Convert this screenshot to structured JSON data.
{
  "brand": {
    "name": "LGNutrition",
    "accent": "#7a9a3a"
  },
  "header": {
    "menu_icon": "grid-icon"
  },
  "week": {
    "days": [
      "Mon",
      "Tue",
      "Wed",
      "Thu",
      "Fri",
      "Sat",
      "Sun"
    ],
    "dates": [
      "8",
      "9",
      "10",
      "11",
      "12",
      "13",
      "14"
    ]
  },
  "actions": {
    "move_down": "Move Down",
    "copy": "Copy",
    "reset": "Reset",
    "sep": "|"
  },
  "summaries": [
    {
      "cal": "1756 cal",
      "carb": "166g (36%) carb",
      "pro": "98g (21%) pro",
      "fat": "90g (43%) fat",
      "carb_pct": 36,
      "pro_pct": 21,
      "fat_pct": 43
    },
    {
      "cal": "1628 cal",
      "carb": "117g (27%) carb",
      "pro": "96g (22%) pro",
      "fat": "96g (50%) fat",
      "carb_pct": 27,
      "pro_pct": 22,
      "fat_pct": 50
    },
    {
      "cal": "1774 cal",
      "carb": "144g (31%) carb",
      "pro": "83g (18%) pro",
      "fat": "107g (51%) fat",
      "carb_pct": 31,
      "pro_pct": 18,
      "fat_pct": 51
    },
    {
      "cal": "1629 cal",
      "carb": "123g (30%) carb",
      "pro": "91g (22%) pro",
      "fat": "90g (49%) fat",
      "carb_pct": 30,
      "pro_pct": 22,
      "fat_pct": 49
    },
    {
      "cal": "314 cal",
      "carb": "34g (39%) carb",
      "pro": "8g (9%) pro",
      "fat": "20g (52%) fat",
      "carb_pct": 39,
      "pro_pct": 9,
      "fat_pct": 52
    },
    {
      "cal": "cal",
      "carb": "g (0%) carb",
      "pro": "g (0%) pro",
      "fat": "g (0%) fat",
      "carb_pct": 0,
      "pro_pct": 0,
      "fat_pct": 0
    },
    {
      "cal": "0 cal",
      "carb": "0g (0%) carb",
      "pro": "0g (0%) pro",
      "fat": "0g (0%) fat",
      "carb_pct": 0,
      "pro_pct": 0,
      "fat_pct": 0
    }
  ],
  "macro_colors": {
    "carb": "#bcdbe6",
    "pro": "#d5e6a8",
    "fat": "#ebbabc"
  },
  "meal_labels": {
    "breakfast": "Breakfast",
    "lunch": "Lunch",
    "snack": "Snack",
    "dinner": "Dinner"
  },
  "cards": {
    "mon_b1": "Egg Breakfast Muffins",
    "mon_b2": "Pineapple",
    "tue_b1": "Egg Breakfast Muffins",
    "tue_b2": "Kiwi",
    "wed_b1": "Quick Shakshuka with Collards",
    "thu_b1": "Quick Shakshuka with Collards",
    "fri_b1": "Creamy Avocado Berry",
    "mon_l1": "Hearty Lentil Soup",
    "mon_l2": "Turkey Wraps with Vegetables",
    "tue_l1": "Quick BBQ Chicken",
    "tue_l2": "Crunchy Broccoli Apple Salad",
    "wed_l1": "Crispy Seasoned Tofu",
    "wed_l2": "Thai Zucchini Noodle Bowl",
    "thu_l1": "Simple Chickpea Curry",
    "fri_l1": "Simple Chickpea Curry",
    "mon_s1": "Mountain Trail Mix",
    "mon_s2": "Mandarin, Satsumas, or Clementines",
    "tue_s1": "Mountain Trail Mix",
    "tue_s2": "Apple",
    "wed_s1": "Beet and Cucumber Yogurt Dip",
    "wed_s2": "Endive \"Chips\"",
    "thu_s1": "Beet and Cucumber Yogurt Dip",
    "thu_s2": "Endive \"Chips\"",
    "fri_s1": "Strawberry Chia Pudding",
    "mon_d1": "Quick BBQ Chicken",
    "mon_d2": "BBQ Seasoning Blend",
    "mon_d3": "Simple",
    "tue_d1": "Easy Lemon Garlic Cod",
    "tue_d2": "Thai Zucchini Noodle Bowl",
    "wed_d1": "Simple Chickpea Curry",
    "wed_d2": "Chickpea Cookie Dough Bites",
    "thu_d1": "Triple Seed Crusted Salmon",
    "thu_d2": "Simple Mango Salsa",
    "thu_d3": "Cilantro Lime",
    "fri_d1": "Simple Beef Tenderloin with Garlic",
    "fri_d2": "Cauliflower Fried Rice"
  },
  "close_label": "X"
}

▶ [Direction]
Give every line of the material again, exactly as it reads.

▶ [Response for this exercise]
Convert this screenshot to structured JSON data.
{
  "brand": {
    "name": "LGNutrition",
    "accent": "#7a9a3a"
  },
  "header": {
    "menu_icon": "grid-icon"
  },
  "week": {
    "days": [
      "Mon",
      "Tue",
      "Wed",
      "Thu",
      "Fri",
      "Sat",
      "Sun"
    ],
    "dates": [
      "8",
      "9",
      "10",
      "11",
      "12",
      "13",
      "14"
    ]
  },
  "actions": {
    "move_down": "Move Down",
    "copy": "Copy",
    "reset": "Reset",
    "sep": "|"
  },
  "summaries": [
    {
      "cal": "1756 cal",
      "carb": "166g (36%) carb",
      "pro": "98g (21%) pro",
      "fat": "90g (43%) fat",
      "carb_pct": 36,
      "pro_pct": 21,
      "fat_pct": 43
    },
    {
      "cal": "1628 cal",
      "carb": "117g (27%) carb",
      "pro": "96g (22%) pro",
      "fat": "96g (50%) fat",
      "carb_pct": 27,
      "pro_pct": 22,
      "fat_pct": 50
    },
    {
      "cal": "1774 cal",
      "carb": "144g (31%) carb",
      "pro": "83g (18%) pro",
      "fat": "107g (51%) fat",
      "carb_pct": 31,
      "pro_pct": 18,
      "fat_pct": 51
    },
    {
      "cal": "1629 cal",
      "carb": "123g (30%) carb",
      "pro": "91g (22%) pro",
      "fat": "90g (49%) fat",
      "carb_pct": 30,
      "pro_pct": 22,
      "fat_pct": 49
    },
    {
      "cal": "314 cal",
      "carb": "34g (39%) carb",
      "pro": "8g (9%) pro",
      "fat": "20g (52%) fat",
      "carb_pct": 39,
      "pro_pct": 9,
      "fat_pct": 52
    },
    {
      "cal": "cal",
      "carb": "g (0%) carb",
      "pro": "g (0%) pro",
      "fat": "g (0%) fat",
      "carb_pct": 0,
      "pro_pct": 0,
      "fat_pct": 0
    },
    {
      "cal": "0 cal",
      "carb": "0g (0%) carb",
      "pro": "0g (0%) pro",
      "fat": "0g (0%) fat",
      "carb_pct": 0,
      "pro_pct": 0,
      "fat_pct": 0
    }
  ],
  "macro_colors": {
    "carb": "#bcdbe6",
    "pro": "#d5e6a8",
    "fat": "#ebbabc"
  },
  "meal_labels": {
    "breakfast": "Breakfast",
    "lunch": "Lunch",
    "snack": "Snack",
    "dinner": "Dinner"
  },
  "cards": {
    "mon_b1": "Egg Breakfast Muffins",
    "mon_b2": "Pineapple",
    "tue_b1": "Egg Breakfast Muffins",
    "tue_b2": "Kiwi",
    "wed_b1": "Quick Shakshuka with Collards",
    "thu_b1": "Quick Shakshuka with Collards",
    "fri_b1": "Creamy Avocado Berry",
    "mon_l1": "Hearty Lentil Soup",
    "mon_l2": "Turkey Wraps with Vegetables",
    "tue_l1": "Quick BBQ Chicken",
    "tue_l2": "Crunchy Broccoli Apple Salad",
    "wed_l1": "Crispy Seasoned Tofu",
    "wed_l2": "Thai Zucchini Noodle Bowl",
    "thu_l1": "Simple Chickpea Curry",
    "fri_l1": "Simple Chickpea Curry",
    "mon_s1": "Mountain Trail Mix",
    "mon_s2": "Mandarin, Satsumas, or Clementines",
    "tue_s1": "Mountain Trail Mix",
    "tue_s2": "Apple",
    "wed_s1": "Beet and Cucumber Yogurt Dip",
    "wed_s2": "Endive \"Chips\"",
    "thu_s1": "Beet and Cucumber Yogurt Dip",
    "thu_s2": "Endive \"Chips\"",
    "fri_s1": "Strawberry Chia Pudding",
    "mon_d1": "Quick BBQ Chicken",
    "mon_d2": "BBQ Seasoning Blend",
    "mon_d3": "Simple",
    "tue_d1": "Easy Lemon Garlic Cod",
    "tue_d2": "Thai Zucchini Noodle Bowl",
    "wed_d1": "Simple Chickpea Curry",
    "wed_d2": "Chickpea Cookie Dough Bites",
    "thu_d1": "Triple Seed Crusted Salmon",
    "thu_d2": "Simple Mango Salsa",
    "thu_d3": "Cilantro Lime",
    "fri_d1": "Simple Beef Tenderloin with Garlic",
    "fri_d2": "Cauliflower Fried Rice"
  },
  "close_label": "X"
}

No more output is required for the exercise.